Rows from a figure dataset
————

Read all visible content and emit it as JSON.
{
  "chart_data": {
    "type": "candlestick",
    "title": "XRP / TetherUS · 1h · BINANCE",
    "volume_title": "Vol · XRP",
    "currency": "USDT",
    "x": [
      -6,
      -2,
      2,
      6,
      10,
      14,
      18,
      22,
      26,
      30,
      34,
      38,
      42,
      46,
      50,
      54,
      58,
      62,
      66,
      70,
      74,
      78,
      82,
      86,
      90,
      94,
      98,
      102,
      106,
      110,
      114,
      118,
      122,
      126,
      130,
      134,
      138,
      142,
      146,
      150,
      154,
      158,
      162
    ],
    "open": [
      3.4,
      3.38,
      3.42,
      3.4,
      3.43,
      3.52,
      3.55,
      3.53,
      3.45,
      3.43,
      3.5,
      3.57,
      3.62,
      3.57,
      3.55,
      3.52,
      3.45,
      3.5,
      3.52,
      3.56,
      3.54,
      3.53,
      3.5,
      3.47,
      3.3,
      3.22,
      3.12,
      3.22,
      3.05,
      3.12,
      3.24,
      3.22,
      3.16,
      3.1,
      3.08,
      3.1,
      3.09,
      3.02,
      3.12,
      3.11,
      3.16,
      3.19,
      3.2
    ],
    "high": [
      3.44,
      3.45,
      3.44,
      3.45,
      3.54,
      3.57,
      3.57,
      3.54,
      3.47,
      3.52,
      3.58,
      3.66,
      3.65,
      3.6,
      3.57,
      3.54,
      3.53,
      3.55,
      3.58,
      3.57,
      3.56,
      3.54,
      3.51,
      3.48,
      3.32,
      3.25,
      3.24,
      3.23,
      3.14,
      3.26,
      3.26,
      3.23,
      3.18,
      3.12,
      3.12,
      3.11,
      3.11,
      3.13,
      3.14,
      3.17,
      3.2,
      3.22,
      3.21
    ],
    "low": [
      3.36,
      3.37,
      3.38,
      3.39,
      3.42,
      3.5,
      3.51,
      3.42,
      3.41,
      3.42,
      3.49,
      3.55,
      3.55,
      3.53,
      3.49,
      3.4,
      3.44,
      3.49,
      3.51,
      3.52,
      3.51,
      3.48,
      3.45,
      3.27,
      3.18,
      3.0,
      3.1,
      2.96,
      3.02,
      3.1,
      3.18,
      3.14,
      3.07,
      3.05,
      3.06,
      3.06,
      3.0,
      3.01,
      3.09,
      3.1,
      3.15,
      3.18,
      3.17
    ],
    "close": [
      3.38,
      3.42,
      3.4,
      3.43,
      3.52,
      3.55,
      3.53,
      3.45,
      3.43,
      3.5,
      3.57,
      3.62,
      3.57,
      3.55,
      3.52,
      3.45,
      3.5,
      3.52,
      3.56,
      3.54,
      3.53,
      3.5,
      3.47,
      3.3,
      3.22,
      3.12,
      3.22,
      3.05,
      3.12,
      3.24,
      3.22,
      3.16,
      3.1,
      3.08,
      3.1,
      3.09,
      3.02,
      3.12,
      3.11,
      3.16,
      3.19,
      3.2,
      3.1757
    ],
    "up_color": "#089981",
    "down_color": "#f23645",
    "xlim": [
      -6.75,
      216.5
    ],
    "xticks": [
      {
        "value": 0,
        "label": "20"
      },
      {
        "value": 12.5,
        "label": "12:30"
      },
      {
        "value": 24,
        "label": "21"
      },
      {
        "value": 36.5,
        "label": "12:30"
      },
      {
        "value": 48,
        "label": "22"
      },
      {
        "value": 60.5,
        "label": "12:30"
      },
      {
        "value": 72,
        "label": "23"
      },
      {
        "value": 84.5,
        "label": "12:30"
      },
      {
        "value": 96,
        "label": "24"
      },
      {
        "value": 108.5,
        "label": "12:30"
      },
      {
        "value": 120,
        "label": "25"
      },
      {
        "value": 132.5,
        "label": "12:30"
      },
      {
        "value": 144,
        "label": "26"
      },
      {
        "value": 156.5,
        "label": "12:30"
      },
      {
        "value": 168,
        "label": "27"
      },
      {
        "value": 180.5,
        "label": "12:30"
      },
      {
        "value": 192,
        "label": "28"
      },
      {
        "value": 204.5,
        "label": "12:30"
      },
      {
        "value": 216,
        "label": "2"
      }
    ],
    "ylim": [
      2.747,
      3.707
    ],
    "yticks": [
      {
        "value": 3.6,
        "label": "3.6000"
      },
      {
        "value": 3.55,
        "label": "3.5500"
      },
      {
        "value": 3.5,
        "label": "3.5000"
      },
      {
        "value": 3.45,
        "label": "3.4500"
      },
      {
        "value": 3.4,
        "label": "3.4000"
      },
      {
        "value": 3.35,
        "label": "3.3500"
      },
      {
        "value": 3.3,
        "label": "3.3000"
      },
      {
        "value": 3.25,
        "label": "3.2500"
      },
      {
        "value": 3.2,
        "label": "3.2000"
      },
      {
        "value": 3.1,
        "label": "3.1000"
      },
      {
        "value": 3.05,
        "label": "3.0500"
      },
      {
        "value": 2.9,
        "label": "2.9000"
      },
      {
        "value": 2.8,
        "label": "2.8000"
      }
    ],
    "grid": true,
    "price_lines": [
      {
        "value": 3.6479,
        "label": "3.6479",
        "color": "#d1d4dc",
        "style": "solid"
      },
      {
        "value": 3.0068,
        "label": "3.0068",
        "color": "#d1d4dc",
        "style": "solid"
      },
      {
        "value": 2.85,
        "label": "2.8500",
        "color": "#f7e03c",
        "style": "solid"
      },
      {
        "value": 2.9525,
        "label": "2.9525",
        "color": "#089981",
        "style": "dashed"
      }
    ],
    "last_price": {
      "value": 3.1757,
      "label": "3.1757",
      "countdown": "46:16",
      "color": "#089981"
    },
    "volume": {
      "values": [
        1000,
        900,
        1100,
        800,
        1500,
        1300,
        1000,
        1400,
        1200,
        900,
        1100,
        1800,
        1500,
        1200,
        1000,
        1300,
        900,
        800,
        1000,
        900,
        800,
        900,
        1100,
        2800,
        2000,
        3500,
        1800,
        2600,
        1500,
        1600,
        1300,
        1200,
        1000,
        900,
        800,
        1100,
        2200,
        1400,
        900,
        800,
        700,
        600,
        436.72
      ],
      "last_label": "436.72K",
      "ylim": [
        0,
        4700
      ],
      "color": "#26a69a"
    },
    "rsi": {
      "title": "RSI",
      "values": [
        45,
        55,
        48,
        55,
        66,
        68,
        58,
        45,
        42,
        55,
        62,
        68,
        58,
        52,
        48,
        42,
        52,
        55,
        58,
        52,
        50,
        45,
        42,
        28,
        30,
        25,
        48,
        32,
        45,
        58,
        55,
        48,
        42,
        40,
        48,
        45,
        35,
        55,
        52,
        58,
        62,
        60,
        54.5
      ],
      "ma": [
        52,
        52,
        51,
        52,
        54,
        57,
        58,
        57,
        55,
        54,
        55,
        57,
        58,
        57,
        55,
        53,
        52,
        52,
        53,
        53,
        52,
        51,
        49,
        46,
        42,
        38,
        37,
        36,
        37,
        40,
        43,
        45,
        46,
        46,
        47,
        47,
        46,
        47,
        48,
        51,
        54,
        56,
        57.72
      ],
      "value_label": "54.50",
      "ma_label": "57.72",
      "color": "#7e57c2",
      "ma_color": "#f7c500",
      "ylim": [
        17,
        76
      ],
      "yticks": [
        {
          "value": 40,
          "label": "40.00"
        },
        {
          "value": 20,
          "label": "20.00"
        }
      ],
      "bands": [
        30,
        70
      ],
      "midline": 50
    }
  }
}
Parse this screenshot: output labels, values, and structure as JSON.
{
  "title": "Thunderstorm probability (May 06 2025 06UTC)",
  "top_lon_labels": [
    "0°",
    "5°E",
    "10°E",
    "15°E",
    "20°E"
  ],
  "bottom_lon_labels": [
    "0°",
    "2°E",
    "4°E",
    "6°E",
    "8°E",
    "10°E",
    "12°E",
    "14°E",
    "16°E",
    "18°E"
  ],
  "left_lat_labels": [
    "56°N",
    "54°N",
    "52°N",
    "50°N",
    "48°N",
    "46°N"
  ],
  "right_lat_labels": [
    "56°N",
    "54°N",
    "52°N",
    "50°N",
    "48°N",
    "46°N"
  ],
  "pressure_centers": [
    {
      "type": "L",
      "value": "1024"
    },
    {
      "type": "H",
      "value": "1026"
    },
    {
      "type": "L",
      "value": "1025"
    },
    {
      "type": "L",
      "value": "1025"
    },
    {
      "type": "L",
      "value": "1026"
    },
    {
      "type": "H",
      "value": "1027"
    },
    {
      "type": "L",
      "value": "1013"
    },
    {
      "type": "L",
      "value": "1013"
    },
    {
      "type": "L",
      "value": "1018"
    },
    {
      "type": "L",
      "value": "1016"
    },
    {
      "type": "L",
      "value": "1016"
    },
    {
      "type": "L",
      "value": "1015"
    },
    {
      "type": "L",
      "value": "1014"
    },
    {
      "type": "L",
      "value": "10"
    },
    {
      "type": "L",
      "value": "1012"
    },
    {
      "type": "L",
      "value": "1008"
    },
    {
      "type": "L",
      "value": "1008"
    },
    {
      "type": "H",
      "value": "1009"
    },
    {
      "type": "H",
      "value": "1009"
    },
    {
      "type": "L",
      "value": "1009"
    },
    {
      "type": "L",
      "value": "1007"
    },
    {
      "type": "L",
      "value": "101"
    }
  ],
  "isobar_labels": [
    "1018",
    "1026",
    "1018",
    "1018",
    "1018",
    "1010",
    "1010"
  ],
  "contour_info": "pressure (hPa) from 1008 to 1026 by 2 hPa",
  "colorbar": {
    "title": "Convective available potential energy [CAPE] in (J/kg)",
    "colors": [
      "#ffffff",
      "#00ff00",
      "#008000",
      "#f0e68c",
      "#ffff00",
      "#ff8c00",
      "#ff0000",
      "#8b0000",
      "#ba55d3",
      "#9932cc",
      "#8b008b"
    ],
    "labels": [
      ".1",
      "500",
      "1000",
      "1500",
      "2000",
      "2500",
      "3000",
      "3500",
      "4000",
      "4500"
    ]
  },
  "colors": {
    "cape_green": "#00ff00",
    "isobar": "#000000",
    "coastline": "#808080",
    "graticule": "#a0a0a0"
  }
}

————

◆ **Direction**
Take every line from the data above that holds "JSON" and copy it out.

◆ **Full solution**
Read all visible content and emit it as JSON.
Parse this screenshot: output labels, values, and structure as JSON.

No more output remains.